··· TEXTO

Pero se puede ir más al fondo: no es serio ni honrado «probar» a las personas, como si se tratara de caballos, de coches o de instrumentos de música; a las personas se las respeta, se las venera, se las ama; por ellas arriesga uno la vida, «se juega a cara o cruz, el porvenir del propio corazón».

Y todavía cabe aportar otro motivo: no se puede (es materialmente imposible, aunque parezca lo contrario) hacer esa prueba, porque la boda cambia muy profundamente a los novios; no sólo desde el punto de vista psicológico, al que ya me he referido, sino en su mismo ser: los modifica hondamente; en cierto modo, los hace otros, distintos; los transforma en esposos; les permite amar de veras: ¡antes no es posible hacerlo!, como ya dije.

Se trata de un tema apasionante, que me encantaría desarrollar, pero no es éste el momento: la clave estaría en entender de veras en qué consiste la libertad como capacidad de autotransformarse y autoconstruirse hasta desplegar le entera riqueza de una persona cabal y plena.

¿Da la impresión que lo del amor sin papeles o sin ataduras cuadra más con la visión masculina del amor, ¿es así? Si es afirmativo ¿resultaría la mujer más perjudicada en una relación libre?

Quizás esa afirmación sea aplicable a lo peor del estereotipo de «macho» que reina en nuestra cultura (y tal vez no sin motivo). Gracias a Dios, muchísimos hombres no son así: personalmente, no me reconozco en absoluto en esa imagen.

Pero no deja de ser cierto que el varón que no quiere amar en serio se encuentra «más a gusto» en una relación sin compromisos. La mujer, a veces, también, o al menos así lo aparenta; pero de hecho, y hasta cierto punto, se halla efectivamente más indefensa ante la posibilidad de una ruptura; además, si ha habido hijos, queda mucho más marcada y con más responsabilidades.

······
··· MATERIAL

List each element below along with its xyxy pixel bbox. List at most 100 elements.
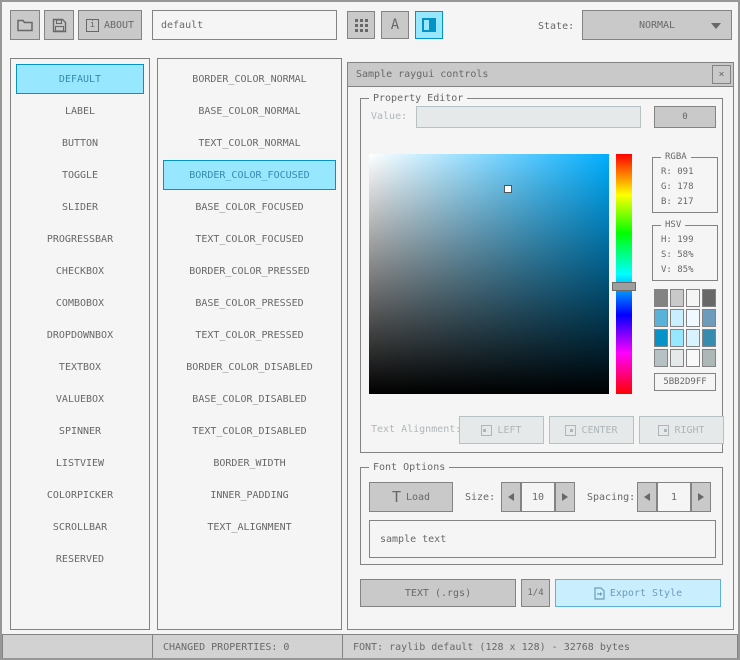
controls-list-item[interactable]: COLORPICKER [16,480,144,510]
saturation-value-panel[interactable] [369,154,609,394]
palette-swatch[interactable] [670,289,684,307]
properties-list-item[interactable]: TEXT_COLOR_FOCUSED [163,224,336,254]
spacing-decrement-button[interactable] [637,482,657,512]
palette-swatch[interactable] [654,309,668,327]
align-right-label: RIGHT [674,424,705,436]
controls-list-item[interactable]: VALUEBOX [16,384,144,414]
rgba-group: RGBA R: 091 G: 178 B: 217 [652,152,718,213]
properties-list-item[interactable]: TEXT_COLOR_NORMAL [163,128,336,158]
controls-list-item[interactable]: SLIDER [16,192,144,222]
font-a-icon: A [390,17,400,33]
style-editor-view-button[interactable] [415,11,443,39]
right-arrow-icon [698,493,704,501]
controls-list-item[interactable]: TOGGLE [16,160,144,190]
export-format-button[interactable]: TEXT (.rgs) [360,579,516,607]
palette-swatch[interactable] [670,309,684,327]
about-button[interactable]: i ABOUT [78,10,142,40]
left-arrow-icon [644,493,650,501]
statusbar-font-info: FONT: raylib default (128 x 128) - 32768… [342,634,738,658]
sample-text-value: sample text [380,533,447,545]
style-page-button[interactable]: 1/4 [521,579,550,607]
controls-list-item[interactable]: RESERVED [16,544,144,574]
about-button-label: ABOUT [103,19,135,31]
font-options-group: Font Options T Load Size: 10 Spacing: 1 … [360,462,723,565]
palette-swatch[interactable] [702,309,716,327]
controls-list-item[interactable]: DROPDOWNBOX [16,320,144,350]
font-view-button[interactable]: A [381,11,409,39]
properties-list-item[interactable]: TEXT_COLOR_PRESSED [163,320,336,350]
palette-swatch[interactable] [702,329,716,347]
properties-list-item[interactable]: TEXT_ALIGNMENT [163,512,336,542]
value-button[interactable]: 0 [654,106,716,128]
window-titlebar[interactable]: Sample raygui controls [348,63,733,87]
controls-list-item[interactable]: TEXTBOX [16,352,144,382]
properties-list-item[interactable]: BORDER_COLOR_FOCUSED [163,160,336,190]
sample-text-box[interactable]: sample text [369,520,716,558]
palette-swatch[interactable] [686,309,700,327]
properties-list-item[interactable]: BASE_COLOR_NORMAL [163,96,336,126]
palette-swatch[interactable] [670,349,684,367]
left-arrow-icon [508,493,514,501]
controls-list-item[interactable]: DEFAULT [16,64,144,94]
style-table-view-button[interactable] [347,11,375,39]
style-name-input[interactable] [152,10,337,40]
color-cursor[interactable] [504,185,512,193]
palette-swatch[interactable] [654,349,668,367]
close-window-button[interactable]: × [712,65,731,84]
controls-list-item[interactable]: SPINNER [16,416,144,446]
size-increment-button[interactable] [555,482,575,512]
spacing-increment-button[interactable] [691,482,711,512]
controls-list-item[interactable]: LISTVIEW [16,448,144,478]
hue-slider-handle[interactable] [612,282,636,291]
align-center-label: CENTER [581,424,618,436]
properties-list-item[interactable]: BORDER_WIDTH [163,448,336,478]
properties-list-item[interactable]: TEXT_COLOR_DISABLED [163,416,336,446]
palette-swatch[interactable] [702,349,716,367]
properties-list-item[interactable]: BORDER_COLOR_PRESSED [163,256,336,286]
controls-list-item[interactable]: LABEL [16,96,144,126]
export-style-button[interactable]: Export Style [555,579,721,607]
statusbar-left [2,634,153,658]
palette-swatch[interactable] [686,349,700,367]
hsv-s-value: S: 58% [661,250,694,260]
save-style-button[interactable] [44,10,74,40]
size-decrement-button[interactable] [501,482,521,512]
info-icon: i [85,18,99,32]
load-style-button[interactable] [10,10,40,40]
controls-list-item[interactable]: CHECKBOX [16,256,144,286]
properties-list-item[interactable]: BASE_COLOR_FOCUSED [163,192,336,222]
spacing-value-box[interactable]: 1 [657,482,691,512]
align-right-icon [658,424,670,436]
statusbar-changed-properties: CHANGED PROPERTIES: 0 [152,634,343,658]
rgba-b-value: B: 217 [661,197,694,207]
controls-list-item[interactable]: SCROLLBAR [16,512,144,542]
font-load-label: Load [405,491,431,503]
sample-controls-window: Sample raygui controls × Property Editor… [347,62,734,630]
properties-list-item[interactable]: BASE_COLOR_DISABLED [163,384,336,414]
palette-swatch[interactable] [654,329,668,347]
palette-swatch[interactable] [654,289,668,307]
statusbar-font-text: FONT: raylib default (128 x 128) - 32768… [353,641,630,653]
palette-swatch[interactable] [702,289,716,307]
align-left-icon [481,424,493,436]
hsv-group-label: HSV [661,220,686,231]
controls-list-item[interactable]: COMBOBOX [16,288,144,318]
properties-list-item[interactable]: INNER_PADDING [163,480,336,510]
state-dropdown[interactable]: NORMAL [582,10,732,40]
properties-list-item[interactable]: BASE_COLOR_PRESSED [163,288,336,318]
rgba-g-value: G: 178 [661,182,694,192]
rguistyler-app: i ABOUT A State: NORMAL DEFAULT LABEL BU… [0,0,740,660]
palette-swatch[interactable] [686,329,700,347]
palette-swatch[interactable] [686,289,700,307]
palette-swatch[interactable] [670,329,684,347]
properties-list-item[interactable]: BORDER_COLOR_NORMAL [163,64,336,94]
spacing-label: Spacing: [587,492,636,503]
hue-bar[interactable] [612,154,636,394]
controls-list: DEFAULT LABEL BUTTON TOGGLE SLIDER PROGR… [10,58,150,630]
size-value-box[interactable]: 10 [521,482,555,512]
controls-list-item[interactable]: PROGRESSBAR [16,224,144,254]
controls-list-item[interactable]: BUTTON [16,128,144,158]
font-load-button[interactable]: T Load [369,482,453,512]
properties-list-item[interactable]: BORDER_COLOR_DISABLED [163,352,336,382]
property-editor-group: Property Editor Value: 0 RGBA R: 091 G: … [360,93,724,453]
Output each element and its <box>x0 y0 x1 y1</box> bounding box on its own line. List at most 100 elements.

······

#### TRABAJO REQUERIDO
A: Según el texto, ¿en qué transforma la boda a los novios?
B: En el fragmento del texto que empieza con "Pero se puede" y sigue hasta "como ya dije.", cambia "caballos" por "muebles" y escribe el resultado.

#### RESULTADOS
A: Los transforma en esposos.

B:
Pero se puede ir más al fondo: no es serio ni honrado «probar» a las personas, como si se tratara de muebles, de coches o de instrumentos de música; a las personas se las respeta, se las venera, se las ama; por ellas arriesga uno la vida, «se juega a cara o cruz, el porvenir del propio corazón».

Y todavía cabe aportar otro motivo: no se puede (es materialmente imposible, aunque parezca lo contrario) hacer esa prueba, porque la boda cambia muy profundamente a los novios; no sólo desde el punto de vista psicológico, al que ya me he referido, sino en su mismo ser: los modifica hondamente; en cierto modo, los hace otros, distintos; los transforma en esposos; les permite amar de veras: ¡antes no es posible hacerlo!, como ya dije.